GIVEN INSTRUCTION =
The entries below are to be transcribed in full, without their images.

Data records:
:::
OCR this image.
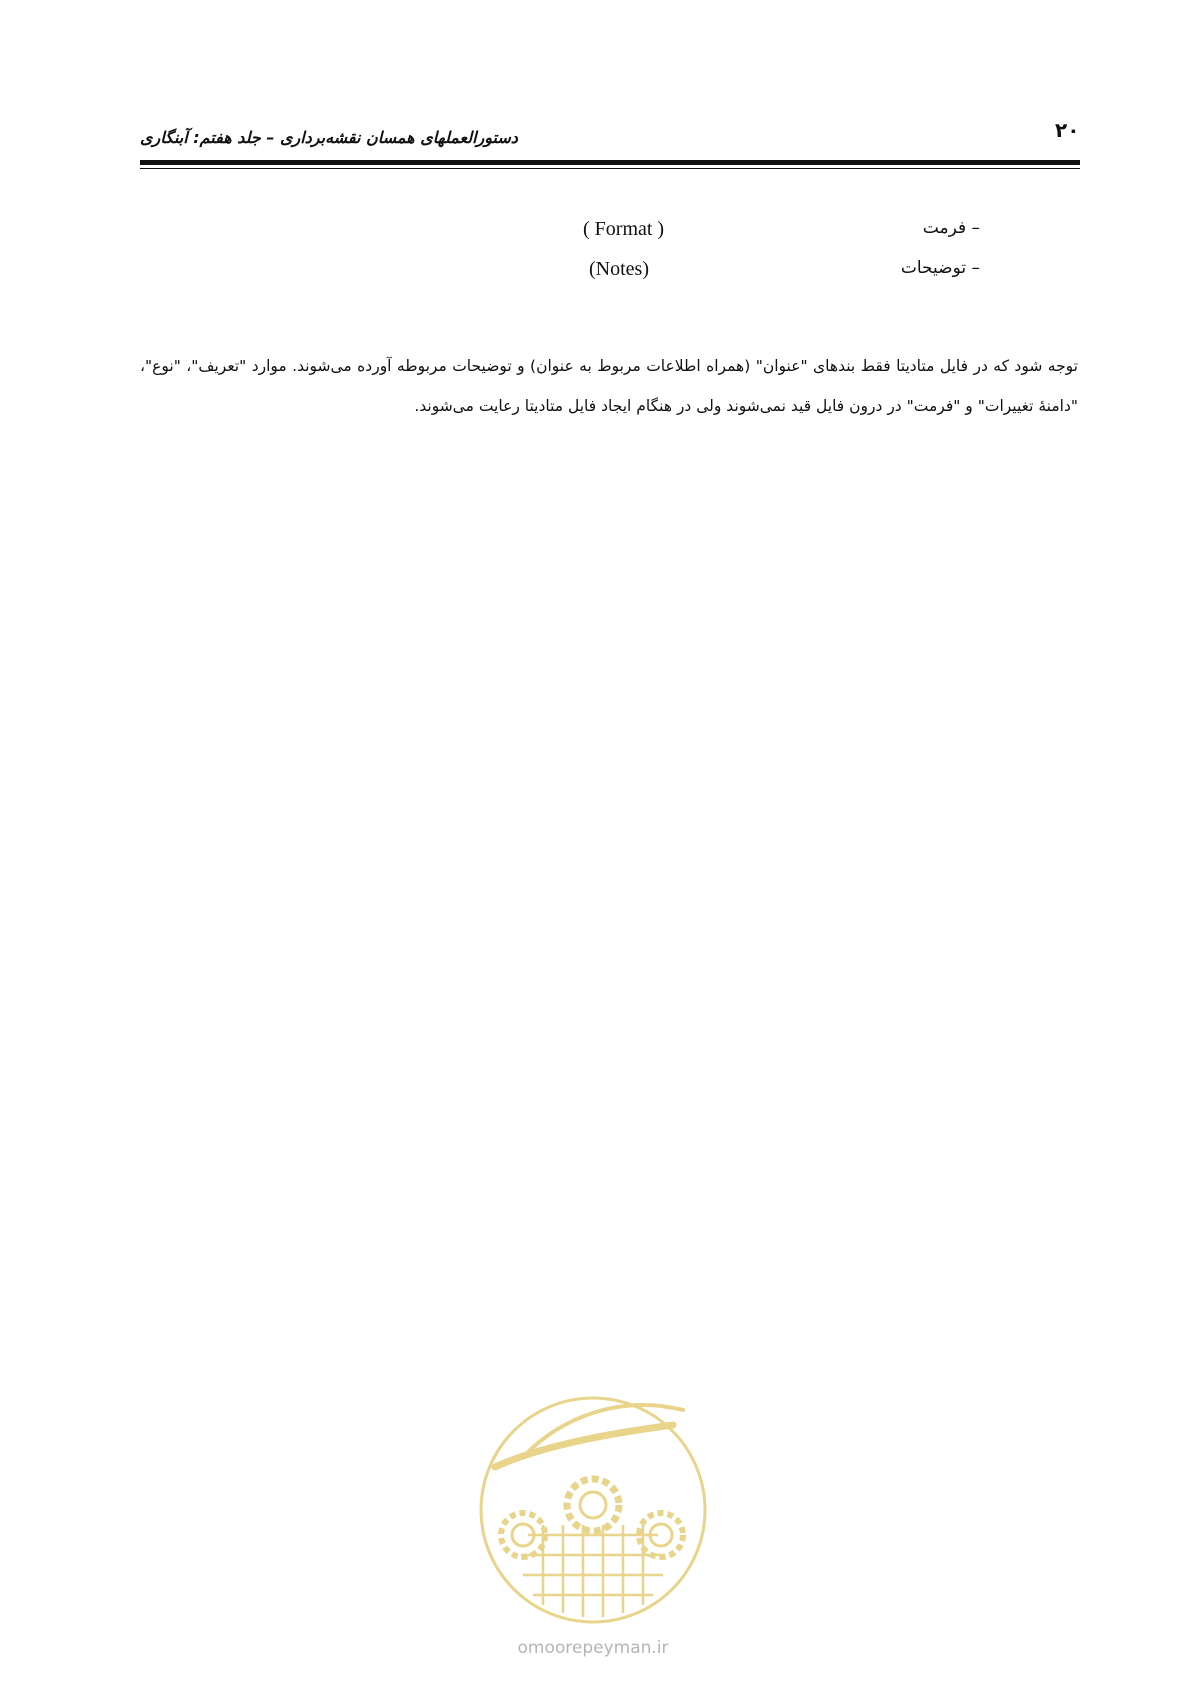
۲۰
دستورالعملهای همسان نقشه‌برداری – جلد هفتم: آبنگاری
– فرمت
( Format )
– توضیحات
(Notes)

توجه شود که در فایل متادیتا فقط بندهای "عنوان" (همراه اطلاعات مربوط به عنوان) و توضیحات مربوطه آورده می‌شوند. موارد "تعریف"، "نوع"، "دامنهٔ تغییرات" و "فرمت" در درون فایل قید نمی‌شوند ولی در هنگام ایجاد فایل متادیتا رعایت می‌شوند.

omoorepeyman.ir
:::
EXERCISE RESULT =
OCR this image.
۲۰
دستورالعملهای همسان نقشه‌برداری – جلد هفتم: آبنگاری
– فرمت
( Format )
– توضیحات
(Notes)

توجه شود که در فایل متادیتا فقط بندهای "عنوان" (همراه اطلاعات مربوط به عنوان) و توضیحات مربوطه آورده می‌شوند. موارد "تعریف"، "نوع"، "دامنهٔ تغییرات" و "فرمت" در درون فایل قید نمی‌شوند ولی در هنگام ایجاد فایل متادیتا رعایت می‌شوند.

omoorepeyman.ir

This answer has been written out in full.